---- Provided material

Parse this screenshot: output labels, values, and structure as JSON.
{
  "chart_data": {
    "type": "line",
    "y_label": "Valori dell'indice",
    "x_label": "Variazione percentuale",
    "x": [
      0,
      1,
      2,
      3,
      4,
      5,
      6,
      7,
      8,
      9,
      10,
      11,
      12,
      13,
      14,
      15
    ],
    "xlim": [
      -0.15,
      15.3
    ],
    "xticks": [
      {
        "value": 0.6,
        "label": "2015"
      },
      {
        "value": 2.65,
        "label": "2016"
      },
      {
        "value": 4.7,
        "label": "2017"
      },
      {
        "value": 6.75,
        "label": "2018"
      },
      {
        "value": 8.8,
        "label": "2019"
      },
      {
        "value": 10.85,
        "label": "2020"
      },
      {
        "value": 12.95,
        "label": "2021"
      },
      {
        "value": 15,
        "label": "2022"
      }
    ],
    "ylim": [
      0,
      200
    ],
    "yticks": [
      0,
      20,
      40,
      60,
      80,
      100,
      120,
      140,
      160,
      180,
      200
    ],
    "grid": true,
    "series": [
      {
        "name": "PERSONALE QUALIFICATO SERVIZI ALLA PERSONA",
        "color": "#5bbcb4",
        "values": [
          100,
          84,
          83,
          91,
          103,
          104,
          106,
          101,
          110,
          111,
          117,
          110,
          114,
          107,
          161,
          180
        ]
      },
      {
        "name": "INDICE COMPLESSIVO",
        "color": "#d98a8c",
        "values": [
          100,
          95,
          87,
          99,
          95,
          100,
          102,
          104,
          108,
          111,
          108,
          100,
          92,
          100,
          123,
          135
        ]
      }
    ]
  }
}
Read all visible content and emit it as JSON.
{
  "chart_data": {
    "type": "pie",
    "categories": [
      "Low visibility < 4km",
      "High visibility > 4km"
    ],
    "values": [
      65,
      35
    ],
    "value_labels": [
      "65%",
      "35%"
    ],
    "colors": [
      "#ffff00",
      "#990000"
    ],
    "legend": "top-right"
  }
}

--------

== Exercise directions ==
From the line holding "Read all visible content and emit it as JSON." to the last line of the records, quote each line exactly and add nothing.

== Task response ==
Read all visible content and emit it as JSON.
{
  "chart_data": {
    "type": "pie",
    "categories": [
      "Low visibility < 4km",
      "High visibility > 4km"
    ],
    "values": [
      65,
      35
    ],
    "value_labels": [
      "65%",
      "35%"
    ],
    "colors": [
      "#ffff00",
      "#990000"
    ],
    "legend": "top-right"
  }
}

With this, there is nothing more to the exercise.